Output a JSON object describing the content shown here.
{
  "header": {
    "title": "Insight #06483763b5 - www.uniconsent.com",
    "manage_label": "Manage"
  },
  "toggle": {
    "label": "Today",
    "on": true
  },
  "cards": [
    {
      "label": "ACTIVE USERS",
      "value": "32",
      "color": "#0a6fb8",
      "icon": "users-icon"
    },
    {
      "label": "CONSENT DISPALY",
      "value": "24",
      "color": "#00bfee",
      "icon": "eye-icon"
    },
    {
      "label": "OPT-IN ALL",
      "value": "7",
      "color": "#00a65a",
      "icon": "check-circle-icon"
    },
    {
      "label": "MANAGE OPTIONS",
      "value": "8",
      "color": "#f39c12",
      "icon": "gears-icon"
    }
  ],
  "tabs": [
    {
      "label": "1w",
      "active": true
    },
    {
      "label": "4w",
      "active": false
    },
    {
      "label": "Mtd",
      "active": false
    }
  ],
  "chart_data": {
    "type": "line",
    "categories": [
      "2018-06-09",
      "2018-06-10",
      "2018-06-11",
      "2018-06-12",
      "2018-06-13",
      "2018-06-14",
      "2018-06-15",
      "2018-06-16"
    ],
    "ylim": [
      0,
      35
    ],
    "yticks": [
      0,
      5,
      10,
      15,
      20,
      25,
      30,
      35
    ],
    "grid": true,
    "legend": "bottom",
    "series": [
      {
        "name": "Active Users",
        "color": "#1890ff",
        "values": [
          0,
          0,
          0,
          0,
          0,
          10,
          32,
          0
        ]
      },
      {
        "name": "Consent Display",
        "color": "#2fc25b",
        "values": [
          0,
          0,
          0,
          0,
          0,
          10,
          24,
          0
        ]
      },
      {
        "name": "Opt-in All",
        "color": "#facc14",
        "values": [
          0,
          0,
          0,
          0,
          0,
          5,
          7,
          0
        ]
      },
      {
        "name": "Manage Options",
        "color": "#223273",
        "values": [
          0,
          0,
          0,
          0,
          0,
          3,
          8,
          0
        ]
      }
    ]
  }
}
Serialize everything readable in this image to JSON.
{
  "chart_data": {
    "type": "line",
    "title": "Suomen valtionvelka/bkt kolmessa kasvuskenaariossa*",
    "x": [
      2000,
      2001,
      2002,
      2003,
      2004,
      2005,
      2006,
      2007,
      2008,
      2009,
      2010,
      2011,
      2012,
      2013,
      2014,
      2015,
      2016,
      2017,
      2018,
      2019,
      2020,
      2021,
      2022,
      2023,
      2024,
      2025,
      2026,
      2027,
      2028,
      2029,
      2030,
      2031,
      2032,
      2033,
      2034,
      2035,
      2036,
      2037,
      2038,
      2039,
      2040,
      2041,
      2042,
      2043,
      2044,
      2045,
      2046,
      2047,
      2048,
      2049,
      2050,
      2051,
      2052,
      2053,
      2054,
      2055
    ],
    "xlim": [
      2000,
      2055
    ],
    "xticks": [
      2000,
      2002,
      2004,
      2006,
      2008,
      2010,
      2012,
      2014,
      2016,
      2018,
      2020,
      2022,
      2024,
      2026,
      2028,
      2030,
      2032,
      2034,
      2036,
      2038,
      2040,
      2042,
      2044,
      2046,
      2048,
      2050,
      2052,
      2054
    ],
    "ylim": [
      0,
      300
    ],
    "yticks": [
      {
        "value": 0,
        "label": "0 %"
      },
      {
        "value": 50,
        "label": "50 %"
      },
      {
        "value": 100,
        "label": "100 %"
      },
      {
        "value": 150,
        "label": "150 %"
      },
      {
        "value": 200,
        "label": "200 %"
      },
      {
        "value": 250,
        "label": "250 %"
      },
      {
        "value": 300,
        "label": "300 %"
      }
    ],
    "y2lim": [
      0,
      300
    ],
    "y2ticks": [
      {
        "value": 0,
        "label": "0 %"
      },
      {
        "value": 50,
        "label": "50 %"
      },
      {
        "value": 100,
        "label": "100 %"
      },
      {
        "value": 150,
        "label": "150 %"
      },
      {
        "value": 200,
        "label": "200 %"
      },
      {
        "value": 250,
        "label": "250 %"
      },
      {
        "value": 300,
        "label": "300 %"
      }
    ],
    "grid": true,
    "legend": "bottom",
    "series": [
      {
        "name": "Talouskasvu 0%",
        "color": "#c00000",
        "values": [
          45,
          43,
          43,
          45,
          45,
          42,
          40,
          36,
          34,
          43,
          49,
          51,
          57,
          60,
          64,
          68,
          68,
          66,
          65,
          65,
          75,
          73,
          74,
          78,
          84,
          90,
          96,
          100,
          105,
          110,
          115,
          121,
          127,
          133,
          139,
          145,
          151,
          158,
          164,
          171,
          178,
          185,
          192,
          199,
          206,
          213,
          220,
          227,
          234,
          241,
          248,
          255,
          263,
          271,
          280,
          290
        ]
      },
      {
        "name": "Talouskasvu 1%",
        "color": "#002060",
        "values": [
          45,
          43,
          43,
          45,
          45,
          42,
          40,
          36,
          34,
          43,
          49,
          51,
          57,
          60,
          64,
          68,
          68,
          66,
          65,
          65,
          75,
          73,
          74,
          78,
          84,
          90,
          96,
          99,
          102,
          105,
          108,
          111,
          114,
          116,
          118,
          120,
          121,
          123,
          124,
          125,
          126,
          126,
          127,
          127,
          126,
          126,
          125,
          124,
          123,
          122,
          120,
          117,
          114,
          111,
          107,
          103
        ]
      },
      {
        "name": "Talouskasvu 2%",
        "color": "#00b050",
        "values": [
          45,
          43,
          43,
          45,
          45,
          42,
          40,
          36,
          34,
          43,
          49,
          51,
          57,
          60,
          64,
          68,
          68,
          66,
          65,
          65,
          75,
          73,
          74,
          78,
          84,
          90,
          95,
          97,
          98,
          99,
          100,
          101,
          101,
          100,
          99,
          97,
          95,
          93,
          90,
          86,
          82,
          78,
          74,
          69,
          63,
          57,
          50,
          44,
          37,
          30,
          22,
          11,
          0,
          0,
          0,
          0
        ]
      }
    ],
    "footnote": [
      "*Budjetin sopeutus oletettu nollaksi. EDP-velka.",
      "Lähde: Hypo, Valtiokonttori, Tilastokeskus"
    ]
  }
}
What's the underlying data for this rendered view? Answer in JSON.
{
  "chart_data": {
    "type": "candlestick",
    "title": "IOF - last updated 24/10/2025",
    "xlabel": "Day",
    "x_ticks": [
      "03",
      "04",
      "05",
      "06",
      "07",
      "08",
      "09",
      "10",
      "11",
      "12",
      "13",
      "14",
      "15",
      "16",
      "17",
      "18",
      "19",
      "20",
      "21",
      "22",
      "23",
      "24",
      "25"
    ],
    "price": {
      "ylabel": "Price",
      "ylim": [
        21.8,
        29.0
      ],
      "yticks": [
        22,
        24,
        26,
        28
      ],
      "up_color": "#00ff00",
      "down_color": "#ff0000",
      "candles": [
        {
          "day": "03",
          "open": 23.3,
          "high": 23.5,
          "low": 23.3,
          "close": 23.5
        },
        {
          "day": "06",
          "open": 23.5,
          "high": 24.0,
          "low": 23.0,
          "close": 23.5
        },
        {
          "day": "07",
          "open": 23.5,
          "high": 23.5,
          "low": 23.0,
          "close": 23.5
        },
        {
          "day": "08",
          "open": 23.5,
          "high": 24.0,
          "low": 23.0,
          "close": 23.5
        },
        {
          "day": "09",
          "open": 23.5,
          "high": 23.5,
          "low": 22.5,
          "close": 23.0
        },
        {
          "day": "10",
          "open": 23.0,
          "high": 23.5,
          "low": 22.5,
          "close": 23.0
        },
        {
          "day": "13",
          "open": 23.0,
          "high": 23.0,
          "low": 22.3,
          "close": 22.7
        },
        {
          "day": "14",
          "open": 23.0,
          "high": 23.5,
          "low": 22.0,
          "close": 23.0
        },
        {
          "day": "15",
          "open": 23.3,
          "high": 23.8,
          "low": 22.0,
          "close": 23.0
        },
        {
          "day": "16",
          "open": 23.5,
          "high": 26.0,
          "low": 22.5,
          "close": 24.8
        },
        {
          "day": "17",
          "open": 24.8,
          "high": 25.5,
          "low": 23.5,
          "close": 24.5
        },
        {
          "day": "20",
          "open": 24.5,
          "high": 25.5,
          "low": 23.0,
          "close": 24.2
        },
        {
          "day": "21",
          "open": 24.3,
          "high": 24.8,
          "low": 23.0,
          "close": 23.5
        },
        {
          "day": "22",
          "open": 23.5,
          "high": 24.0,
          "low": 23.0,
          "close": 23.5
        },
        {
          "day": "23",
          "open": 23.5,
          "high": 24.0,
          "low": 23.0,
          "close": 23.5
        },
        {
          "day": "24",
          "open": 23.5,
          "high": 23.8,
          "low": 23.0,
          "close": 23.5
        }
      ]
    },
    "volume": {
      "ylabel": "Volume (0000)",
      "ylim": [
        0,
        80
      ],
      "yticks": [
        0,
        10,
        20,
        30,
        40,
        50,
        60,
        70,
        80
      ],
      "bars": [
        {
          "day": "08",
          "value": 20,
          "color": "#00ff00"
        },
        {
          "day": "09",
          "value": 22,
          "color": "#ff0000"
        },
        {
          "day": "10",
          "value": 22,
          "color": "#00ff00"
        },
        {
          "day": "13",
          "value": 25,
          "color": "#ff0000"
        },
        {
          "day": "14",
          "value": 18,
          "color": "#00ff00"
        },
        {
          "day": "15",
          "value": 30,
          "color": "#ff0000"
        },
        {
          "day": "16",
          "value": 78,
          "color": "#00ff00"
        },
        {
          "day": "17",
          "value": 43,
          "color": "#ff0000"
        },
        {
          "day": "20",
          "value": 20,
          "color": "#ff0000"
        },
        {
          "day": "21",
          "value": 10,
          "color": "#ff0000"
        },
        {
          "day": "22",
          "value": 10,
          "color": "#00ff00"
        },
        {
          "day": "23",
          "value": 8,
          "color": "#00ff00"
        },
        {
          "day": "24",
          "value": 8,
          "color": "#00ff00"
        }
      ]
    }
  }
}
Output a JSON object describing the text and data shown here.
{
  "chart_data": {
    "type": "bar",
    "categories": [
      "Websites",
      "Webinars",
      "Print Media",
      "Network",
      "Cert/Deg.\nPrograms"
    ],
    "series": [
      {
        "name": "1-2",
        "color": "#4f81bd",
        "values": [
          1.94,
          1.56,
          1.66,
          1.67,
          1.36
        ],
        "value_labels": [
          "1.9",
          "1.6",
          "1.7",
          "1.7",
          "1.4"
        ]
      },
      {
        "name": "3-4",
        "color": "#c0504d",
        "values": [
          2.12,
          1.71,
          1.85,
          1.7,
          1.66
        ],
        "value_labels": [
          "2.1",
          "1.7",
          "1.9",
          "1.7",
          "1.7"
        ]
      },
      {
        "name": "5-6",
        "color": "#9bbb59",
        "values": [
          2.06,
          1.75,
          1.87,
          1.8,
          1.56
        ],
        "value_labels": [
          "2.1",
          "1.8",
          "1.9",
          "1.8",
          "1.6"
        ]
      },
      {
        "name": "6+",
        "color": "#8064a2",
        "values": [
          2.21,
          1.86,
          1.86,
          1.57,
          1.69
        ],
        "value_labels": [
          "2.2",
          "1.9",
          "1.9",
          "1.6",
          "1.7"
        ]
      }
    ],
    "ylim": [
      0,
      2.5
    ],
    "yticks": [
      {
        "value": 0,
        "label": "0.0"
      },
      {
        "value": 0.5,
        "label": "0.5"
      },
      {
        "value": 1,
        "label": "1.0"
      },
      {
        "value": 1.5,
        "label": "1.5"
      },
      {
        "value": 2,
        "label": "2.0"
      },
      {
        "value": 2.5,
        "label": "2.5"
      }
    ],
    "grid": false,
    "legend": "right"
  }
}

◇ ◇ ◇ ◇

Exercise goal: Look through the entries above and count each line holding "Talouskasvu"; report the count alone.

Output below: 3